READING TEXT:
That's the conclusion from the newest KLAS report, "Accountable Care Timing 2013: Migration from Volume to Value Speeds Up," which shows that more than 65 percent of providers interviewed are looking to niche vendors to address the critical areas of population health, health information exchange and business intelligence.


We’ve known all along that the ACO game was going to be an expensive one. If KLAS is right, it’s going to be a whole new independent marketplace, in which providers shop for calls that fill in huge gaps in their existing ACO toolkit. If I were CIO, however, I’d be pretty annoyed that the huge investment made situation made in an EMR can’t get the job done all by itself.
Now the question is which health IT areas hospitals and medical practices will take on first; after all, there’s lots of ways to attack the question of how to prepare for the new, bold ACO world. My guess is that tools supporting population health measures will be particularly popular, as population health management is a key capability ACOs bring to the table that health systems alone may not.
The end game is complex, how to extract the data for analysis and merge it with population health measures, comparing expense with outcomes and maximizing better outcomes while holding expense flat, or decreasing it.
Some early ACO organizations are claiming some success in managing this goal, and it would be useful to survey what vendors and/or software combinations they use. Is it done in real time, or does it require separate data entry? 
The other big question is much like the analysis of ROI for EHR and HIX.  If the ACO will require new software, it will certainly be very expensive and no one can tell for certain what the ROI will be.
Several hospitals and INDs have lost considerable sums adopting well known EHR systems such as EPIC and/or Cerner. The failure of a central software infrastructure would be a fatal blow to a young ACO.  One that would rival the near catastrophic rollout of the national health benefit exchange in October 2013.
"This is a major shift from what we are seeing in most healthcare IT areas," said report author Mark Allphin. "What we are seeing in many areas is a migration toward integration. The fact that providers tell us that they will be looking to niche vendors over their EMRs tells us that the ACO market very likely is still up for grabs.”

TO DO:
1 - Can you reproduce the article on ACO vendors from "The end game" through "ROI will be.", inclusive?
2 - Answer these questions from the article on ACO vendors:
(a) What share of the providers interviewed are looking to niche vendors?
(b) Who wrote the KLAS report?
(c) Which EHR systems does the article name as ones on which several hospitals and INDs lost considerable sums?
3 - What comes next in the article on ACO vendors? Continue it from the point where it ends.
The material after this point is separate from the article on ACO vendors.

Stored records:
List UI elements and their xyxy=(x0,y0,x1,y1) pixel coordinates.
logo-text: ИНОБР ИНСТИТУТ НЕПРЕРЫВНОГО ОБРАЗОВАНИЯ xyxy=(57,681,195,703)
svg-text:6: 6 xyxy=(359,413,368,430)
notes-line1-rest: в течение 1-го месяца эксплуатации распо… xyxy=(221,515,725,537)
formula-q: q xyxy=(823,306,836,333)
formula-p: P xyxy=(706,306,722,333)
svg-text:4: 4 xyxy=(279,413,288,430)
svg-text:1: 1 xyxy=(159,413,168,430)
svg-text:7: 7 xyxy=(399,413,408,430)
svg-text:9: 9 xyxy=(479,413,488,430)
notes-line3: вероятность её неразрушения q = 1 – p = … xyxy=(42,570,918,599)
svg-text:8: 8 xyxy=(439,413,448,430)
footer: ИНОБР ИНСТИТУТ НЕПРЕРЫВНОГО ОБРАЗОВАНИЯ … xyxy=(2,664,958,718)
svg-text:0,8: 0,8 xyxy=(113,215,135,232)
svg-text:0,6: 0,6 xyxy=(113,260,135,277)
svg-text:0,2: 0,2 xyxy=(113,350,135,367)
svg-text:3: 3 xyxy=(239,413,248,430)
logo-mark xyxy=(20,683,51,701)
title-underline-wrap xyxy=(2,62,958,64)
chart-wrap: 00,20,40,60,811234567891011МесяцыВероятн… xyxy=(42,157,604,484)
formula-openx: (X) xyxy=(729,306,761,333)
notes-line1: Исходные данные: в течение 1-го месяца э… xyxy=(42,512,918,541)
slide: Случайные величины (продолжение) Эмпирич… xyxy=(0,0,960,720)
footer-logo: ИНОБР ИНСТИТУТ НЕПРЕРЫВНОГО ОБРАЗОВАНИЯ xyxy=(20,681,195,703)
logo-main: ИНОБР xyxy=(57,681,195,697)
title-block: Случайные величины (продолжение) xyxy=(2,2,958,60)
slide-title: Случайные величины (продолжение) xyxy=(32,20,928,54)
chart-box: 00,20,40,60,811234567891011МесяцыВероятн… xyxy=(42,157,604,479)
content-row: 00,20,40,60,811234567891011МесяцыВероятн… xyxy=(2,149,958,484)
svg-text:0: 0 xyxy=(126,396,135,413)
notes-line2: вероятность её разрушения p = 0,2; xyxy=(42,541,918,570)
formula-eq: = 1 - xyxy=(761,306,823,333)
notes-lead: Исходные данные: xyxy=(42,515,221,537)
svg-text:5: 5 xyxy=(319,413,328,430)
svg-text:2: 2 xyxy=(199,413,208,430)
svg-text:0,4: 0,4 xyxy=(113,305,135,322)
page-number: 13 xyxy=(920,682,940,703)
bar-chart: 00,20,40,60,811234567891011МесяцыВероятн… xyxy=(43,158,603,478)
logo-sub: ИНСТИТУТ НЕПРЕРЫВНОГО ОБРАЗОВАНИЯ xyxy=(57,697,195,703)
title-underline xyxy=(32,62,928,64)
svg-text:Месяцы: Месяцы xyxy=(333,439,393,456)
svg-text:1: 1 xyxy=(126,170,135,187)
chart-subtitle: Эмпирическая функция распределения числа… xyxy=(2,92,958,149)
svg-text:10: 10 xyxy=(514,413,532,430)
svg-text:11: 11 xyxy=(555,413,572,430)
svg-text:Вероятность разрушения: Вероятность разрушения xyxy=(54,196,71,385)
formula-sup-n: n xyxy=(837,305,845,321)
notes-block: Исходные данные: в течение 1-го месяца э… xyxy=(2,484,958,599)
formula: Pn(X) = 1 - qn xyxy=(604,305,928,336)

RESPONSES BY ITEM NUMBER:
1 -
The end game is complex, how to extract the data for analysis and merge it with population health measures, comparing expense with outcomes and maximizing better outcomes while holding expense flat, or decreasing it.
Some early ACO organizations are claiming some success in managing this goal, and it would be useful to survey what vendors and/or software combinations they use. Is it done in real time, or does it require separate data entry? 
The other big question is much like the analysis of ROI for EHR and HIX.  If the ACO will require new software, it will certainly be very expensive and no one can tell for certain what the ROI will be.

2 -
(a) More than 65 percent
(b) Mark Allphin
(c) EPIC and/or Cerner

3 -
So, this post raises more questions rather than answers. , 
Those early IDNs and early Pioneer ACOs may be ahead in discovering the answers to our questions.

Becker's Hospital Review lists 100 early ACOs, and CMS listed  32 initially, now down to 20 due to ACO dropouts.

Much of this information is open to question, a term which I call  "Truthiness'. CMS is claiming how successful their model is working.




According to CMS Nine of the 32 Pioneer ACOs are leaving the program, but the majority will continue. It is not surprising that some health care systems would re-evaluate their participation and choose to move on. The program does not guarantee that it will be the right fit for every health system. That’s the nature of innovation. And no model may be right for every population in every community.  It is important, however, to examine these departures for the lessons they offer.

Further commentary from CMS:

"We remain optimistic. ACOs represent one innovative model with the potential to improve care coordination, ideally leading to improved quality and lower costs. Testing of that model should continue, and we are pleased that the Medicare ACO program has given a boost to the development of ACOs, which are now proliferating among private health plans and provider groups"

Is this the message of idealogues, who will forge forward no matter the variability of success or failure.

We have seen the early missteps of Health Benefit Exchanges and there should be no reason to trust  CMS plans and/or statements.

Digital Health Space will be watching this niche carefully.